§ **Opdracht**
Zet deze zin uit het fragment over de jeugdjaren om in het Engels: "Het ging over mijn ervaring jegens de vele zieke mensen die meevoeren op het Rode-Kruis-Schip ‘Henri Dunant’."

§ **Bronfragment**
Een zoektocht naar zichzelf

De jeugdjaren

Als 9 jarige jongetje kwam ik in aanraking met een verschijnsel dat later mijn “Work for Life” bleek te zijn. Het ging over mijn ervaring jegens de vele zieke mensen die meevoeren op het Rode-Kruis-Schip ‘Henri Dunant’. De enorme mate van sympathie met hen met de wens hen gezond te laten zijn omwille van mijn eigen gezondheid als ruilmiddel kon ik op die leeftijd onmogelijk plaatsen en bracht mij in een verdrietig moment van extase. Het verlangen naar een Utopia waarin alle mensen weer gezond konden worden. Vanaf die leeftijd was ik in tegenstelling tot mijn eeneiige tweelingbroer een enorm fanatieke observeerder ; terwijl hij met anderen speelden, zat ik op een gepaste afstand te kijken naar de andere kinderen. Na de lagere schooltijd was dat nauwelijks anders. Ook ik was natuurlijk wel een zeer actief kind – in de huidige terminologieën zou ik een ADHD-er zijn geweest – maar de echte fascinatie lag in het onderzoeken van gedrag en meer nog de motivaties en triggers eronder en erachter. En daarmee is eigenlijk in zekere zin de tendens van mijn leven beschreven; ‘de onderzoeker’.

§ **Vastgelegde gegevens**

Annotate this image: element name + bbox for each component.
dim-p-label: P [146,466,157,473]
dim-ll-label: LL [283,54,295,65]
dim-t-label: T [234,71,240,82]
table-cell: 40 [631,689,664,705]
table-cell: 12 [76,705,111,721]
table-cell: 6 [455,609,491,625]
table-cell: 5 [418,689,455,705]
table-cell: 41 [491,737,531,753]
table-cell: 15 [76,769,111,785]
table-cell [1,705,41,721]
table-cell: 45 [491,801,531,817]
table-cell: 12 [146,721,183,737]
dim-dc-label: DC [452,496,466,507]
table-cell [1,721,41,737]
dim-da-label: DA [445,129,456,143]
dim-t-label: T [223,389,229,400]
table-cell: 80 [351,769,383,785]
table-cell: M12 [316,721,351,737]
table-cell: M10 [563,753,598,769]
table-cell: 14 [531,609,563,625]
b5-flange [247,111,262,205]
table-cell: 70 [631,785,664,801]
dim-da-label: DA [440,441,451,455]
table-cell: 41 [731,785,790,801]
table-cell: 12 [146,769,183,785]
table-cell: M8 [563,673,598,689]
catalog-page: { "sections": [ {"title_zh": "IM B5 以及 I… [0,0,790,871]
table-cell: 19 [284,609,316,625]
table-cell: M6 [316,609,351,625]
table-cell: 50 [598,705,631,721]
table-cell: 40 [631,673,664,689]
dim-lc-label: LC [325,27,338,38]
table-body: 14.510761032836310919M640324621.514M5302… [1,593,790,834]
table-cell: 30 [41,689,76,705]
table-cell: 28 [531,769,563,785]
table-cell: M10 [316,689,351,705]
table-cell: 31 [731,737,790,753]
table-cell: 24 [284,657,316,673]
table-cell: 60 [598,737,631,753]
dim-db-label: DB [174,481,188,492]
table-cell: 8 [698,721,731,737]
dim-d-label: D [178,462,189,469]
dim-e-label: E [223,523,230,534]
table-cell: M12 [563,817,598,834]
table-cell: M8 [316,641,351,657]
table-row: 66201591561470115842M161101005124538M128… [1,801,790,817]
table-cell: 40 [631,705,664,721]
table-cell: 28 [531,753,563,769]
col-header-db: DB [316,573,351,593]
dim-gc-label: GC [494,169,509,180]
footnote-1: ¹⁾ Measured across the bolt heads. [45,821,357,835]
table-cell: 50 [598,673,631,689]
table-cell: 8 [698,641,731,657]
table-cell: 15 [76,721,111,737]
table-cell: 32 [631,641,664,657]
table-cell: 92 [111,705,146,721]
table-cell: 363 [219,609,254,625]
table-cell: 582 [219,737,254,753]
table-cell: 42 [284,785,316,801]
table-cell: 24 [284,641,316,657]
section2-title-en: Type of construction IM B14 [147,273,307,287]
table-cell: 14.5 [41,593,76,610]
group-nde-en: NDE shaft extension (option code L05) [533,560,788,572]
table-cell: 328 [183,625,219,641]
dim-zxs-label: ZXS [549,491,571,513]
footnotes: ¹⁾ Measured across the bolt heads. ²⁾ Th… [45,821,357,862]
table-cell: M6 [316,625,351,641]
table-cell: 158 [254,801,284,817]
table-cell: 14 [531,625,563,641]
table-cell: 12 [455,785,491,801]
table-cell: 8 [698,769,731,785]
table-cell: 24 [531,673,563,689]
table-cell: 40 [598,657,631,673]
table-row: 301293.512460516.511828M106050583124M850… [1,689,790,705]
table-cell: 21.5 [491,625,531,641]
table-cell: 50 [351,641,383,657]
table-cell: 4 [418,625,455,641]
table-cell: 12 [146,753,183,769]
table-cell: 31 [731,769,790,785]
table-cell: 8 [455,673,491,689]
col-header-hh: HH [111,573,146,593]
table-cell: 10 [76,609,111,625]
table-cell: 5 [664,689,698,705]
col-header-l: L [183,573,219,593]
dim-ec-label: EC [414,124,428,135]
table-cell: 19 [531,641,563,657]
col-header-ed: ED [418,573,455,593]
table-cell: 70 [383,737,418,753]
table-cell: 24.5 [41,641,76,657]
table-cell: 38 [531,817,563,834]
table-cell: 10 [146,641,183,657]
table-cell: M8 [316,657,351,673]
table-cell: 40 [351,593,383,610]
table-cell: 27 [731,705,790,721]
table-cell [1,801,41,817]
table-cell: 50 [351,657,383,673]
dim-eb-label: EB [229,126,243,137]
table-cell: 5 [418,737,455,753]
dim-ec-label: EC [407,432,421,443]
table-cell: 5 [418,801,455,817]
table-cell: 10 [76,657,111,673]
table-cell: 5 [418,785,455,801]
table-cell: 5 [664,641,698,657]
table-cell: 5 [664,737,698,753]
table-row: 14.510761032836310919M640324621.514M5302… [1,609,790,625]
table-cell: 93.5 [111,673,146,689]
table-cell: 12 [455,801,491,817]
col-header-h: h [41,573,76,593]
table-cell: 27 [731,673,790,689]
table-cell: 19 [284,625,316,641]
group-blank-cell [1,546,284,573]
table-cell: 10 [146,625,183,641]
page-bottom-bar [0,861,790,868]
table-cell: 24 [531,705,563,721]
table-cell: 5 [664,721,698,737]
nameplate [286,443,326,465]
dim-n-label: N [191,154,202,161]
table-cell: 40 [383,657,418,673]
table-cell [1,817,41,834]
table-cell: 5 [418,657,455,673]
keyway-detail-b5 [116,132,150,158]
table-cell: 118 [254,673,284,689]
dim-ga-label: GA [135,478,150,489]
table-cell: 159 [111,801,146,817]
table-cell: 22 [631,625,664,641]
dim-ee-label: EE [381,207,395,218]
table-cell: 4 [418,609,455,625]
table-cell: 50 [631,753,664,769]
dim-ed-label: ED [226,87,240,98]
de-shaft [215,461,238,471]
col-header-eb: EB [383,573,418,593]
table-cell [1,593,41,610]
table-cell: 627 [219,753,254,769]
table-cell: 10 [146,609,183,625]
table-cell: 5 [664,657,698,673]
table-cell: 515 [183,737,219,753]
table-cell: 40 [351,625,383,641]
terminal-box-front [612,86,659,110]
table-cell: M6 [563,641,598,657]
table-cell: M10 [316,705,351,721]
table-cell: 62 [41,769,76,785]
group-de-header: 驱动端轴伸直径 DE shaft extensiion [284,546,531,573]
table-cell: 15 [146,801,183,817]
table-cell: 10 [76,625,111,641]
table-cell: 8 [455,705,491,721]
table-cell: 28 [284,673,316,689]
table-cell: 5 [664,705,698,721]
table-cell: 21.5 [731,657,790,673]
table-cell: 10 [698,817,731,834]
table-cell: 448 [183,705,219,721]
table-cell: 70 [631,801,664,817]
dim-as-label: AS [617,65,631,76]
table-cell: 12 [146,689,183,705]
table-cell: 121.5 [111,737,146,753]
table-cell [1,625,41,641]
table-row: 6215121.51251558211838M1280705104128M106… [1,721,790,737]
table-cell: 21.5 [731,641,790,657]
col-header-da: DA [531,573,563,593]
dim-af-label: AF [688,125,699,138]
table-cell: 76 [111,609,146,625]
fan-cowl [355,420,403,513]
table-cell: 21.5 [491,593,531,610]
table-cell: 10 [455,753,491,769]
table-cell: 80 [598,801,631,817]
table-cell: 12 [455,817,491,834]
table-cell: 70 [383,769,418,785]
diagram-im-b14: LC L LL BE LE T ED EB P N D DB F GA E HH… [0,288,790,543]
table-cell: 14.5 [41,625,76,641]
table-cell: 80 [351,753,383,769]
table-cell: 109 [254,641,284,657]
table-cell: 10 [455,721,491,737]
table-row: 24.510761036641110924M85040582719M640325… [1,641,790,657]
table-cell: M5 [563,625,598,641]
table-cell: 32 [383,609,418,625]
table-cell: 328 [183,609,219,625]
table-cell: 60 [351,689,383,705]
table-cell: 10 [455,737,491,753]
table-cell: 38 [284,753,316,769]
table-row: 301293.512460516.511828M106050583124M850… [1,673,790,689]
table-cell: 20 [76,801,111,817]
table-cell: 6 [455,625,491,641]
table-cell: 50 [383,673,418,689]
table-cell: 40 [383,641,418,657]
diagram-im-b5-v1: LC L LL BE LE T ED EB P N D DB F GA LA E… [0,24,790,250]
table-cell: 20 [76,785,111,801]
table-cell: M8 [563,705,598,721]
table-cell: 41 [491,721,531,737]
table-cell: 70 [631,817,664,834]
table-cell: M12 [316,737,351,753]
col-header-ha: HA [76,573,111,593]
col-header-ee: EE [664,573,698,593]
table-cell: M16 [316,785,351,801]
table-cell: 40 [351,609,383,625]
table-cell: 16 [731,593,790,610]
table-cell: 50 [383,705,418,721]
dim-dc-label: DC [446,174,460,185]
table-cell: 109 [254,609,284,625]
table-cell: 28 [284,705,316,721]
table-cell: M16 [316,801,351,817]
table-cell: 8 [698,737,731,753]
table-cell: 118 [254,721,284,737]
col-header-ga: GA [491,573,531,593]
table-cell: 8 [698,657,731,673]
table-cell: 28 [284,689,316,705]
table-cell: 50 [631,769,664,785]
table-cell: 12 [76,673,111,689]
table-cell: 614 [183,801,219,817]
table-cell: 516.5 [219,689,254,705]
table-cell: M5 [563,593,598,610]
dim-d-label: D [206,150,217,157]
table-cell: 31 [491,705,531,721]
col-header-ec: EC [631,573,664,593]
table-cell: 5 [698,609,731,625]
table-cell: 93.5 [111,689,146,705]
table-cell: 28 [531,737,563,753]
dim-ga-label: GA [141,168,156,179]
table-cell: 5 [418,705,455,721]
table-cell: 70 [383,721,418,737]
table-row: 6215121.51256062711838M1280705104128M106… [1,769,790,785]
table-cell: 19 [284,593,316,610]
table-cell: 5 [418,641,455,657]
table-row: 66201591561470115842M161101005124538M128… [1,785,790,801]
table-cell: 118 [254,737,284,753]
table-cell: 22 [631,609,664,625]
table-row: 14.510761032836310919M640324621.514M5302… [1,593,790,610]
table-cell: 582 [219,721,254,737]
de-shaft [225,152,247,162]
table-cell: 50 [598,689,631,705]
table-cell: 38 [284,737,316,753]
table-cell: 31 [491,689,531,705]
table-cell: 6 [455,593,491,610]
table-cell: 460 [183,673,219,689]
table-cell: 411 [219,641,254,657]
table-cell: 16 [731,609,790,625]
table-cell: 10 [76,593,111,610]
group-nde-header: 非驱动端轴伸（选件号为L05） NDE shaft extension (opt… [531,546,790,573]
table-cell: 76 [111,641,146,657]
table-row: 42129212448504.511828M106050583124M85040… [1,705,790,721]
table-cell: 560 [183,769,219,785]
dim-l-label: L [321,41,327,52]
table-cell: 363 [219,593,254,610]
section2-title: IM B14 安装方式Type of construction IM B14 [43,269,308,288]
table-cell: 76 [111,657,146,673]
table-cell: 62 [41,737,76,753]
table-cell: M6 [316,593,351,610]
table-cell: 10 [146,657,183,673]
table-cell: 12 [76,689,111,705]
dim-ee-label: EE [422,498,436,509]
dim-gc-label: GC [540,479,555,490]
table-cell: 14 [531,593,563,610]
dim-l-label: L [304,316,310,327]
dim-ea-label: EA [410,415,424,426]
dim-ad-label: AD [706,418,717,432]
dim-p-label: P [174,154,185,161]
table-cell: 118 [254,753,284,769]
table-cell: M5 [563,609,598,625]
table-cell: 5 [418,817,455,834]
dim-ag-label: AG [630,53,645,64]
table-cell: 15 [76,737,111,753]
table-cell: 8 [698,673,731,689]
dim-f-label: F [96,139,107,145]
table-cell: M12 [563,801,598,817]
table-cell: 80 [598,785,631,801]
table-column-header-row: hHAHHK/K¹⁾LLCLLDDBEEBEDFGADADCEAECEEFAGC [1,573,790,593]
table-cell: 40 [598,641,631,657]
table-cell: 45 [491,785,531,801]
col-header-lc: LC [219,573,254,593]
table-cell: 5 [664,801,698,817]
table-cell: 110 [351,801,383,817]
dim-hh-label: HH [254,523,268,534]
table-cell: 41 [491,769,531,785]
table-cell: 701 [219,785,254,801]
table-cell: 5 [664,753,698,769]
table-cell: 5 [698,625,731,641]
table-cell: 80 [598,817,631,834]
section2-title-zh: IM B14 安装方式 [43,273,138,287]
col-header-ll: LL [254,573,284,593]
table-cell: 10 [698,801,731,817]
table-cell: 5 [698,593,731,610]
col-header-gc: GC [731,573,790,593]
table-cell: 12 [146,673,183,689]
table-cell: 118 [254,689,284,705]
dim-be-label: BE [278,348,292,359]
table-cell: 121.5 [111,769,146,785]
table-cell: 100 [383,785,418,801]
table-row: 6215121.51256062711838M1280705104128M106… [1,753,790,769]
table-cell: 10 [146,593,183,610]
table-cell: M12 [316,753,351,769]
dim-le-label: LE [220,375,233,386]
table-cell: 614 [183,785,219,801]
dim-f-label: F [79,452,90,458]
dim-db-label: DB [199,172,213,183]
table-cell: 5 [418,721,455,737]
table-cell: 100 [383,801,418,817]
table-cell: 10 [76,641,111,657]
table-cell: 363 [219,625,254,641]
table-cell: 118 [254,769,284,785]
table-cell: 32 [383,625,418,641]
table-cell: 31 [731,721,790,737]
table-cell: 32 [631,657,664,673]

§ **Uitwerking**
It concerned my experience toward the many sick people who sailed along on the Red Cross ship 'Henri Dunant'.